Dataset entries
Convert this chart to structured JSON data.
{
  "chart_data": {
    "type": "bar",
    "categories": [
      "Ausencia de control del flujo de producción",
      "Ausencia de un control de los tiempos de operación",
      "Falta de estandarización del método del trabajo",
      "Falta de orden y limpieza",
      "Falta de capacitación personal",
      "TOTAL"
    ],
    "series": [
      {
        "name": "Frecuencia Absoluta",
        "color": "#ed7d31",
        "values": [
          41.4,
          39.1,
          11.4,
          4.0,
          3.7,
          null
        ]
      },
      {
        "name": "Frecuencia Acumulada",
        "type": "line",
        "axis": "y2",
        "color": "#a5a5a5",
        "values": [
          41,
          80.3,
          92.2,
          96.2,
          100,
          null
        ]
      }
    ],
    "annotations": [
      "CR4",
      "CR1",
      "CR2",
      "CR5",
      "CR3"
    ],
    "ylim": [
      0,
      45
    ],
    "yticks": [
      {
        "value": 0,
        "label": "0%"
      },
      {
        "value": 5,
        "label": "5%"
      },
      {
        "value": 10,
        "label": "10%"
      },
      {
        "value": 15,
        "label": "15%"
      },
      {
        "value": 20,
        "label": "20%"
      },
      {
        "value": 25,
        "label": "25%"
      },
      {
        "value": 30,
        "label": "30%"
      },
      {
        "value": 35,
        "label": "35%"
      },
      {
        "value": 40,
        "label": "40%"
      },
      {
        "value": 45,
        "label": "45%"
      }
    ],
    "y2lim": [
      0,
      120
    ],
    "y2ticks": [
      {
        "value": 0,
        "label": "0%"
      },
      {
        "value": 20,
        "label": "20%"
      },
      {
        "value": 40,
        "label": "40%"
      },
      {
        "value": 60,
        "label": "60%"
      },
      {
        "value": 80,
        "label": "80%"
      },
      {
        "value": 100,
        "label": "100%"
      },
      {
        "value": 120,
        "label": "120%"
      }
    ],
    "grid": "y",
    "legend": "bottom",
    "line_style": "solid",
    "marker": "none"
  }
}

**Exercise aim:** Show the lines that mention the word "Falta".

**The answer:**
      "Falta de estandarización del método del trabajo",
      "Falta de orden y limpieza",
      "Falta de capacitación personal",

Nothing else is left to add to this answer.